▸ **What you will do**
Please output every line of the material as it stands, without the pictures.

▸ **Dataset extract**

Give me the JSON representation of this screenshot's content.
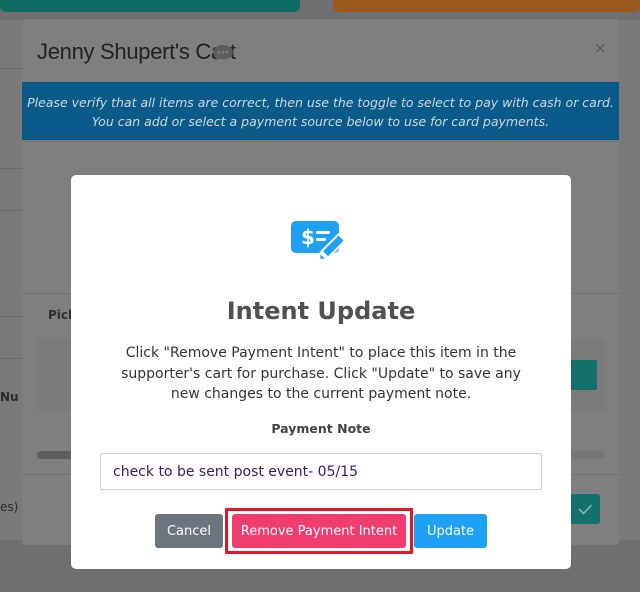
{
  "cart_modal": {
    "title": "Jenny Shupert's Cart",
    "close_label": "×",
    "banner_line1": "Please verify that all items are correct, then use the toggle to select to pay with cash or card.",
    "banner_line2": "You can add or select a payment source below to use for card payments.",
    "pick_label": "Pick"
  },
  "background": {
    "left_label_1": "Nu",
    "left_label_2": "es)"
  },
  "dialog": {
    "title": "Intent Update",
    "message": "Click \"Remove Payment Intent\" to place this item in the supporter's cart for purchase. Click \"Update\" to save any new changes to the current payment note.",
    "note_label": "Payment Note",
    "note_value": "check to be sent post event- 05/15",
    "buttons": {
      "cancel": "Cancel",
      "remove": "Remove Payment Intent",
      "update": "Update"
    }
  },
  "colors": {
    "accent": "#1ea1f2",
    "remove_button": "#f03c6e",
    "highlight_border": "#e31528",
    "cancel_button": "#6c757d"
  },
  "icons": {
    "dialog_icon": "payment-check-edit-icon",
    "chat_icon": "chat-bubble-icon"
  }
}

▸ **Response to this exercise**
Give me the JSON representation of this screenshot's content.
{
  "cart_modal": {
    "title": "Jenny Shupert's Cart",
    "close_label": "×",
    "banner_line1": "Please verify that all items are correct, then use the toggle to select to pay with cash or card.",
    "banner_line2": "You can add or select a payment source below to use for card payments.",
    "pick_label": "Pick"
  },
  "background": {
    "left_label_1": "Nu",
    "left_label_2": "es)"
  },
  "dialog": {
    "title": "Intent Update",
    "message": "Click \"Remove Payment Intent\" to place this item in the supporter's cart for purchase. Click \"Update\" to save any new changes to the current payment note.",
    "note_label": "Payment Note",
    "note_value": "check to be sent post event- 05/15",
    "buttons": {
      "cancel": "Cancel",
      "remove": "Remove Payment Intent",
      "update": "Update"
    }
  },
  "colors": {
    "accent": "#1ea1f2",
    "remove_button": "#f03c6e",
    "highlight_border": "#e31528",
    "cancel_button": "#6c757d"
  },
  "icons": {
    "dialog_icon": "payment-check-edit-icon",
    "chat_icon": "chat-bubble-icon"
  }
}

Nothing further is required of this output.